Using the listing below, please gather every line containing the word "Usage".

===

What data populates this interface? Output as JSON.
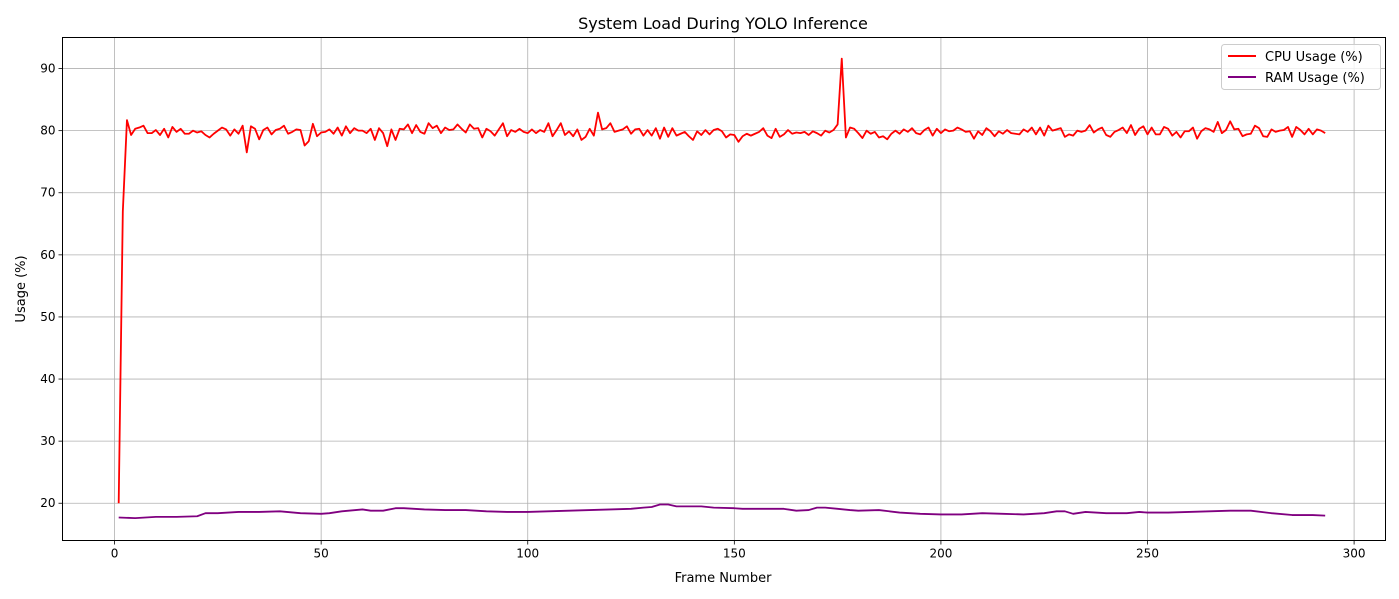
{
  "chart_data": {
    "type": "line",
    "title": "System Load During YOLO Inference",
    "xlabel": "Frame Number",
    "ylabel": "Usage (%)",
    "xlim": [
      -12.6,
      307.6
    ],
    "ylim": [
      14,
      95
    ],
    "xticks": [
      0,
      50,
      100,
      150,
      200,
      250,
      300
    ],
    "yticks": [
      20,
      30,
      40,
      50,
      60,
      70,
      80,
      90
    ],
    "grid": true,
    "legend": "top-right",
    "series": [
      {
        "name": "CPU Usage (%)",
        "color": "#ff0000",
        "x": [
          1,
          2,
          3,
          4,
          5,
          6,
          7,
          8,
          9,
          10,
          11,
          12,
          13,
          14,
          15,
          16,
          17,
          18,
          19,
          20,
          21,
          22,
          23,
          24,
          25,
          26,
          27,
          28,
          29,
          30,
          31,
          32,
          33,
          34,
          35,
          36,
          37,
          38,
          39,
          40,
          41,
          42,
          43,
          44,
          45,
          46,
          47,
          48,
          49,
          50,
          51,
          52,
          53,
          54,
          55,
          56,
          57,
          58,
          59,
          60,
          61,
          62,
          63,
          64,
          65,
          66,
          67,
          68,
          69,
          70,
          71,
          72,
          73,
          74,
          75,
          76,
          77,
          78,
          79,
          80,
          81,
          82,
          83,
          84,
          85,
          86,
          87,
          88,
          89,
          90,
          91,
          92,
          93,
          94,
          95,
          96,
          97,
          98,
          99,
          100,
          101,
          102,
          103,
          104,
          105,
          106,
          107,
          108,
          109,
          110,
          111,
          112,
          113,
          114,
          115,
          116,
          117,
          118,
          119,
          120,
          121,
          122,
          123,
          124,
          125,
          126,
          127,
          128,
          129,
          130,
          131,
          132,
          133,
          134,
          135,
          136,
          137,
          138,
          139,
          140,
          141,
          142,
          143,
          144,
          145,
          146,
          147,
          148,
          149,
          150,
          151,
          152,
          153,
          154,
          155,
          156,
          157,
          158,
          159,
          160,
          161,
          162,
          163,
          164,
          165,
          166,
          167,
          168,
          169,
          170,
          171,
          172,
          173,
          174,
          175,
          176,
          177,
          178,
          179,
          180,
          181,
          182,
          183,
          184,
          185,
          186,
          187,
          188,
          189,
          190,
          191,
          192,
          193,
          194,
          195,
          196,
          197,
          198,
          199,
          200,
          201,
          202,
          203,
          204,
          205,
          206,
          207,
          208,
          209,
          210,
          211,
          212,
          213,
          214,
          215,
          216,
          217,
          218,
          219,
          220,
          221,
          222,
          223,
          224,
          225,
          226,
          227,
          228,
          229,
          230,
          231,
          232,
          233,
          234,
          235,
          236,
          237,
          238,
          239,
          240,
          241,
          242,
          243,
          244,
          245,
          246,
          247,
          248,
          249,
          250,
          251,
          252,
          253,
          254,
          255,
          256,
          257,
          258,
          259,
          260,
          261,
          262,
          263,
          264,
          265,
          266,
          267,
          268,
          269,
          270,
          271,
          272,
          273,
          274,
          275,
          276,
          277,
          278,
          279,
          280,
          281,
          282,
          283,
          284,
          285,
          286,
          287,
          288,
          289,
          290,
          291,
          292,
          293
        ],
        "values": [
          20,
          67,
          81.7,
          79.3,
          80.3,
          80.5,
          80.8,
          79.6,
          79.6,
          80.1,
          79.3,
          80.3,
          78.9,
          80.6,
          79.8,
          80.3,
          79.5,
          79.5,
          80,
          79.7,
          79.9,
          79.3,
          78.9,
          79.5,
          80,
          80.5,
          80.2,
          79.2,
          80.2,
          79.5,
          80.8,
          76.5,
          80.7,
          80.3,
          78.6,
          80.1,
          80.5,
          79.4,
          80.1,
          80.3,
          80.8,
          79.5,
          79.8,
          80.2,
          80.1,
          77.6,
          78.3,
          81.1,
          79.1,
          79.7,
          79.8,
          80.2,
          79.5,
          80.5,
          79.2,
          80.7,
          79.6,
          80.4,
          80,
          80,
          79.6,
          80.3,
          78.5,
          80.4,
          79.6,
          77.5,
          80.2,
          78.5,
          80.3,
          80.2,
          81,
          79.6,
          80.9,
          79.8,
          79.5,
          81.2,
          80.4,
          80.8,
          79.6,
          80.5,
          80.1,
          80.2,
          81,
          80.3,
          79.7,
          81,
          80.3,
          80.4,
          78.9,
          80.3,
          79.9,
          79.2,
          80.2,
          81.2,
          79.1,
          80.1,
          79.8,
          80.3,
          79.8,
          79.6,
          80.2,
          79.6,
          80.1,
          79.8,
          81.2,
          79.1,
          80.1,
          81.2,
          79.3,
          79.9,
          79.1,
          80.2,
          78.5,
          79,
          80.3,
          79.2,
          82.9,
          80.2,
          80.4,
          81.2,
          79.8,
          80,
          80.2,
          80.7,
          79.5,
          80.2,
          80.3,
          79.2,
          80.1,
          79.2,
          80.4,
          78.7,
          80.5,
          79,
          80.4,
          79.2,
          79.5,
          79.8,
          79.1,
          78.5,
          79.9,
          79.3,
          80.1,
          79.4,
          80.1,
          80.3,
          79.9,
          78.9,
          79.4,
          79.3,
          78.2,
          79.1,
          79.5,
          79.2,
          79.5,
          79.8,
          80.4,
          79.2,
          78.8,
          80.3,
          79,
          79.4,
          80.1,
          79.5,
          79.7,
          79.6,
          79.8,
          79.3,
          79.9,
          79.6,
          79.2,
          80,
          79.7,
          80.1,
          81,
          91.6,
          78.9,
          80.5,
          80.3,
          79.6,
          78.8,
          80,
          79.5,
          79.8,
          78.9,
          79.1,
          78.6,
          79.5,
          80,
          79.5,
          80.2,
          79.8,
          80.4,
          79.6,
          79.4,
          80.1,
          80.5,
          79.2,
          80.3,
          79.6,
          80.2,
          79.9,
          80,
          80.5,
          80.2,
          79.8,
          79.9,
          78.7,
          79.9,
          79.3,
          80.4,
          79.9,
          79.1,
          79.9,
          79.5,
          80.1,
          79.6,
          79.5,
          79.4,
          80.2,
          79.8,
          80.5,
          79.4,
          80.5,
          79.2,
          80.8,
          80,
          80.2,
          80.4,
          79,
          79.4,
          79.2,
          80,
          79.8,
          80,
          80.9,
          79.7,
          80.2,
          80.5,
          79.3,
          79,
          79.8,
          80.1,
          80.5,
          79.6,
          80.9,
          79.3,
          80.3,
          80.7,
          79.4,
          80.5,
          79.4,
          79.4,
          80.6,
          80.3,
          79.2,
          79.8,
          78.9,
          79.9,
          79.9,
          80.5,
          78.7,
          79.9,
          80.4,
          80.2,
          79.8,
          81.4,
          79.6,
          80.1,
          81.5,
          80.2,
          80.3,
          79.1,
          79.4,
          79.5,
          80.8,
          80.4,
          79.1,
          79,
          80.2,
          79.8,
          80,
          80.1,
          80.6,
          79,
          80.6,
          80.1,
          79.4,
          80.3,
          79.4,
          80.2,
          80,
          79.6
        ]
      },
      {
        "name": "RAM Usage (%)",
        "color": "#800080",
        "x": [
          1,
          5,
          10,
          15,
          20,
          22,
          25,
          30,
          35,
          40,
          45,
          50,
          52,
          55,
          60,
          62,
          65,
          68,
          70,
          75,
          80,
          85,
          90,
          95,
          100,
          105,
          110,
          115,
          120,
          125,
          128,
          130,
          132,
          134,
          136,
          140,
          142,
          145,
          150,
          152,
          155,
          160,
          162,
          165,
          168,
          170,
          172,
          175,
          178,
          180,
          185,
          190,
          195,
          200,
          205,
          210,
          215,
          220,
          225,
          228,
          230,
          232,
          235,
          240,
          245,
          248,
          250,
          255,
          260,
          265,
          270,
          275,
          280,
          285,
          290,
          293
        ],
        "values": [
          17.7,
          17.6,
          17.8,
          17.8,
          17.9,
          18.4,
          18.4,
          18.6,
          18.6,
          18.7,
          18.4,
          18.3,
          18.4,
          18.7,
          19,
          18.8,
          18.8,
          19.2,
          19.2,
          19,
          18.9,
          18.9,
          18.7,
          18.6,
          18.6,
          18.7,
          18.8,
          18.9,
          19,
          19.1,
          19.3,
          19.4,
          19.8,
          19.8,
          19.5,
          19.5,
          19.5,
          19.3,
          19.2,
          19.1,
          19.1,
          19.1,
          19.1,
          18.8,
          18.9,
          19.3,
          19.3,
          19.1,
          18.9,
          18.8,
          18.9,
          18.5,
          18.3,
          18.2,
          18.2,
          18.4,
          18.3,
          18.2,
          18.4,
          18.7,
          18.7,
          18.3,
          18.6,
          18.4,
          18.4,
          18.6,
          18.5,
          18.5,
          18.6,
          18.7,
          18.8,
          18.8,
          18.4,
          18.1,
          18.1,
          18.0
        ]
      }
    ]
  }
}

===

### ANSWER TO THIS TASK
    "ylabel": "Usage (%)",
        "name": "CPU Usage (%)",
        "name": "RAM Usage (%)",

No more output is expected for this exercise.